# Short exercise
Please lay out each item's lines as a Markdown table with two columns, Row and Line. Give every line a row number and leave out blank lines.

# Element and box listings
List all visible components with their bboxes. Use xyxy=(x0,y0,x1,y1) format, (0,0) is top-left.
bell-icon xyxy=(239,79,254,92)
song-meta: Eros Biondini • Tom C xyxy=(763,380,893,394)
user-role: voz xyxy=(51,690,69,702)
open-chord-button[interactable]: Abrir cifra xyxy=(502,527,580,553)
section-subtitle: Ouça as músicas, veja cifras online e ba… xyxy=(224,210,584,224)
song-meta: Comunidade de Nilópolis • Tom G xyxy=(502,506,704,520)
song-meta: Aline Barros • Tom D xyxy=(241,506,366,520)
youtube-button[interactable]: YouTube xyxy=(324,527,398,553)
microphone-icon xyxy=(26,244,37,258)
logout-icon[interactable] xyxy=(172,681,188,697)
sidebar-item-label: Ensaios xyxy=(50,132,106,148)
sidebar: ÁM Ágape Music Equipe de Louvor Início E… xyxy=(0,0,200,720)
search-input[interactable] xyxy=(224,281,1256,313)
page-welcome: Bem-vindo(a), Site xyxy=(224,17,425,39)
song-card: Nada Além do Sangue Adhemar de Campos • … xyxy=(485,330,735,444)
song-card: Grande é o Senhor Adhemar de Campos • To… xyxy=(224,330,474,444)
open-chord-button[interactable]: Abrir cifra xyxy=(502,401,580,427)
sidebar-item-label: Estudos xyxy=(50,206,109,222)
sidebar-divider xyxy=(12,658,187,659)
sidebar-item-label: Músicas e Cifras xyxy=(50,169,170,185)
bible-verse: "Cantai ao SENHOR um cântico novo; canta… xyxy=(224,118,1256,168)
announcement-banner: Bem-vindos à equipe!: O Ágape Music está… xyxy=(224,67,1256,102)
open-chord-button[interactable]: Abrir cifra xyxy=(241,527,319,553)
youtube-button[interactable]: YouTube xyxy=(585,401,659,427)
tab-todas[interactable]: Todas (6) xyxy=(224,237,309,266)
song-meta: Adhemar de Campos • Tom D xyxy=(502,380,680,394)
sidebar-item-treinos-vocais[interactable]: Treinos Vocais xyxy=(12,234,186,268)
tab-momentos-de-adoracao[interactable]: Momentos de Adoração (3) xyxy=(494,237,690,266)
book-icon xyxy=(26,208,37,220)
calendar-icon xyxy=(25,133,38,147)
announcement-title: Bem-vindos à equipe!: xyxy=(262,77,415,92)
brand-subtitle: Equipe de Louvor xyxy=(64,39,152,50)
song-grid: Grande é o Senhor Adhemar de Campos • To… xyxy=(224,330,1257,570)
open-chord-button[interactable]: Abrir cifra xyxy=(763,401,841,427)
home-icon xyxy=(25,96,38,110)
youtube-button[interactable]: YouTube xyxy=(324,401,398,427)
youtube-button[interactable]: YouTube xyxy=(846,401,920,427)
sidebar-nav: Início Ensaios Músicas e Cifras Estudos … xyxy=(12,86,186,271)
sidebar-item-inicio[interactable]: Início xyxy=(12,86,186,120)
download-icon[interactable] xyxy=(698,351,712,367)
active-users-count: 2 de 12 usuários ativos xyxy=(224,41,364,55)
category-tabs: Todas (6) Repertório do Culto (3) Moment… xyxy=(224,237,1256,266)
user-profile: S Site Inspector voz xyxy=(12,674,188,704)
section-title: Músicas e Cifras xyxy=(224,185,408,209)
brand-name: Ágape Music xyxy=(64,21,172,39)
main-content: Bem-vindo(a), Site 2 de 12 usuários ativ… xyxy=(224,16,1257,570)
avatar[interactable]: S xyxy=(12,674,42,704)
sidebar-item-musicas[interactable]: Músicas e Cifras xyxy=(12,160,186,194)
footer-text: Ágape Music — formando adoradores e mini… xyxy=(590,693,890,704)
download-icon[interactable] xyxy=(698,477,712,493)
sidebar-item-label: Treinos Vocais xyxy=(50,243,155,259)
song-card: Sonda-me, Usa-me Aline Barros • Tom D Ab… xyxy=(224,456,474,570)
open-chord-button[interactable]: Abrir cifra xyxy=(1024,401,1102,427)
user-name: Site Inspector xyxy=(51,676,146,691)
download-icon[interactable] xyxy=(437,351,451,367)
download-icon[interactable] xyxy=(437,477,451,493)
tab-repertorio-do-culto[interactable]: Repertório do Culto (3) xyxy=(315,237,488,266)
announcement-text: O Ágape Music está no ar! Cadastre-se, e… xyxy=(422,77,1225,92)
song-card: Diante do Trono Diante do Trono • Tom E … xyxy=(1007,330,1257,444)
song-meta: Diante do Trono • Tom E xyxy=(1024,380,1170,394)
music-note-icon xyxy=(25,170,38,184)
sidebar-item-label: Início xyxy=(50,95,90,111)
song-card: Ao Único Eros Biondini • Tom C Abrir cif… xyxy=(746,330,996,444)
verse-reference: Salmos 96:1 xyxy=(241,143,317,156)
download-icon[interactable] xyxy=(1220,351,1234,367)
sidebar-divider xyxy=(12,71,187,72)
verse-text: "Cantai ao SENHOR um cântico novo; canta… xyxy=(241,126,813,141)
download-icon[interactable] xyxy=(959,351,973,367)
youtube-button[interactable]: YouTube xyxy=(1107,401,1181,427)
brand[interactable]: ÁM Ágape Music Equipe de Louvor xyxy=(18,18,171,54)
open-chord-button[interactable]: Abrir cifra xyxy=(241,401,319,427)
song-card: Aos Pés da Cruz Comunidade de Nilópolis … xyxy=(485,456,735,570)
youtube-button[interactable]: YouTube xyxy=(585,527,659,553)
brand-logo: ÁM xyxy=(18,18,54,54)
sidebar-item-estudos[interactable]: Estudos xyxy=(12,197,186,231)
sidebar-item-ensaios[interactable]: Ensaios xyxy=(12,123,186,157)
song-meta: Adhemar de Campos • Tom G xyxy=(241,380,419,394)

# Solution for this exercise
| Row | Line |
|---|---|
| 1 | List all visible components with their bboxes. Use xyxy=(x0,y0,x1,y1) format, (0,0) is top-left. |
| 2 | bell-icon xyxy=(239,79,254,92) |
| 3 | song-meta: Eros Biondini • Tom C xyxy=(763,380,893,394) |
| 4 | user-role: voz xyxy=(51,690,69,702) |
| 5 | open-chord-button[interactable]: Abrir cifra xyxy=(502,527,580,553) |
| 6 | section-subtitle: Ouça as músicas, veja cifras online e ba… xyxy=(224,210,584,224) |
| 7 | song-meta: Comunidade de Nilópolis • Tom G xyxy=(502,506,704,520) |
| 8 | song-meta: Aline Barros • Tom D xyxy=(241,506,366,520) |
| 9 | youtube-button[interactable]: YouTube xyxy=(324,527,398,553) |
| 10 | microphone-icon xyxy=(26,244,37,258) |
| 11 | logout-icon[interactable] xyxy=(172,681,188,697) |
| 12 | sidebar-item-label: Ensaios xyxy=(50,132,106,148) |
| 13 | sidebar: ÁM Ágape Music Equipe de Louvor Início E… xyxy=(0,0,200,720) |
| 14 | search-input[interactable] xyxy=(224,281,1256,313) |
| 15 | page-welcome: Bem-vindo(a), Site xyxy=(224,17,425,39) |
| 16 | song-card: Nada Além do Sangue Adhemar de Campos • … xyxy=(485,330,735,444) |
| 17 | song-card: Grande é o Senhor Adhemar de Campos • To… xyxy=(224,330,474,444) |
| 18 | open-chord-button[interactable]: Abrir cifra xyxy=(502,401,580,427) |
| 19 | sidebar-item-label: Estudos xyxy=(50,206,109,222) |
| 20 | sidebar-divider xyxy=(12,658,187,659) |
| 21 | sidebar-item-label: Músicas e Cifras xyxy=(50,169,170,185) |
| 22 | bible-verse: "Cantai ao SENHOR um cântico novo; canta… xyxy=(224,118,1256,168) |
| 23 | announcement-banner: Bem-vindos à equipe!: O Ágape Music está… xyxy=(224,67,1256,102) |
| 24 | open-chord-button[interactable]: Abrir cifra xyxy=(241,527,319,553) |
| 25 | youtube-button[interactable]: YouTube xyxy=(585,401,659,427) |
| 26 | tab-todas[interactable]: Todas (6) xyxy=(224,237,309,266) |
| 27 | song-meta: Adhemar de Campos • Tom D xyxy=(502,380,680,394) |
| 28 | sidebar-item-treinos-vocais[interactable]: Treinos Vocais xyxy=(12,234,186,268) |
| 29 | tab-momentos-de-adoracao[interactable]: Momentos de Adoração (3) xyxy=(494,237,690,266) |
| 30 | book-icon xyxy=(26,208,37,220) |
| 31 | calendar-icon xyxy=(25,133,38,147) |
| 32 | announcement-title: Bem-vindos à equipe!: xyxy=(262,77,415,92) |
| 33 | brand-subtitle: Equipe de Louvor xyxy=(64,39,152,50) |
| 34 | song-grid: Grande é o Senhor Adhemar de Campos • To… xyxy=(224,330,1257,570) |
| 35 | open-chord-button[interactable]: Abrir cifra xyxy=(763,401,841,427) |
| 36 | home-icon xyxy=(25,96,38,110) |
| 37 | youtube-button[interactable]: YouTube xyxy=(324,401,398,427) |
| 38 | youtube-button[interactable]: YouTube xyxy=(846,401,920,427) |
| 39 | sidebar-nav: Início Ensaios Músicas e Cifras Estudos … xyxy=(12,86,186,271) |
| 40 | sidebar-item-inicio[interactable]: Início xyxy=(12,86,186,120) |
| 41 | download-icon[interactable] xyxy=(698,351,712,367) |
| 42 | active-users-count: 2 de 12 usuários ativos xyxy=(224,41,364,55) |
| 43 | category-tabs: Todas (6) Repertório do Culto (3) Moment… xyxy=(224,237,1256,266) |
| 44 | user-profile: S Site Inspector voz xyxy=(12,674,188,704) |
| 45 | section-title: Músicas e Cifras xyxy=(224,185,408,209) |
| 46 | brand-name: Ágape Music xyxy=(64,21,172,39) |
| 47 | main-content: Bem-vindo(a), Site 2 de 12 usuários ativ… xyxy=(224,16,1257,570) |
| 48 | avatar[interactable]: S xyxy=(12,674,42,704) |
| 49 | sidebar-item-musicas[interactable]: Músicas e Cifras xyxy=(12,160,186,194) |
| 50 | footer-text: Ágape Music — formando adoradores e mini… xyxy=(590,693,890,704) |
| 51 | download-icon[interactable] xyxy=(698,477,712,493) |
| 52 | sidebar-item-label: Treinos Vocais xyxy=(50,243,155,259) |
| 53 | song-card: Sonda-me, Usa-me Aline Barros • Tom D Ab… xyxy=(224,456,474,570) |
| 54 | open-chord-button[interactable]: Abrir cifra xyxy=(1024,401,1102,427) |
| 55 | user-name: Site Inspector xyxy=(51,676,146,691) |
| 56 | download-icon[interactable] xyxy=(437,351,451,367) |
| 57 | download-icon[interactable] xyxy=(437,477,451,493) |
| 58 | tab-repertorio-do-culto[interactable]: Repertório do Culto (3) xyxy=(315,237,488,266) |
| 59 | announcement-text: O Ágape Music está no ar! Cadastre-se, e… xyxy=(422,77,1225,92) |
| 60 | song-card: Diante do Trono Diante do Trono • Tom E … xyxy=(1007,330,1257,444) |
| 61 | song-meta: Diante do Trono • Tom E xyxy=(1024,380,1170,394) |
| 62 | music-note-icon xyxy=(25,170,38,184) |
| 63 | sidebar-item-label: Início xyxy=(50,95,90,111) |
| 64 | song-card: Ao Único Eros Biondini • Tom C Abrir cif… xyxy=(746,330,996,444) |
| 65 | verse-reference: Salmos 96:1 xyxy=(241,143,317,156) |
| 66 | download-icon[interactable] xyxy=(1220,351,1234,367) |
| 67 | sidebar-divider xyxy=(12,71,187,72) |
| 68 | verse-text: "Cantai ao SENHOR um cântico novo; canta… xyxy=(241,126,813,141) |
| 69 | download-icon[interactable] xyxy=(959,351,973,367) |
| 70 | youtube-button[interactable]: YouTube xyxy=(1107,401,1181,427) |
| 71 | brand[interactable]: ÁM Ágape Music Equipe de Louvor xyxy=(18,18,171,54) |
| 72 | open-chord-button[interactable]: Abrir cifra xyxy=(241,401,319,427) |
| 73 | song-card: Aos Pés da Cruz Comunidade de Nilópolis … xyxy=(485,456,735,570) |
| 74 | youtube-button[interactable]: YouTube xyxy=(585,527,659,553) |
| 75 | brand-logo: ÁM xyxy=(18,18,54,54) |
| 76 | sidebar-item-estudos[interactable]: Estudos xyxy=(12,197,186,231) |
| 77 | sidebar-item-ensaios[interactable]: Ensaios xyxy=(12,123,186,157) |
| 78 | song-meta: Adhemar de Campos • Tom G xyxy=(241,380,419,394) |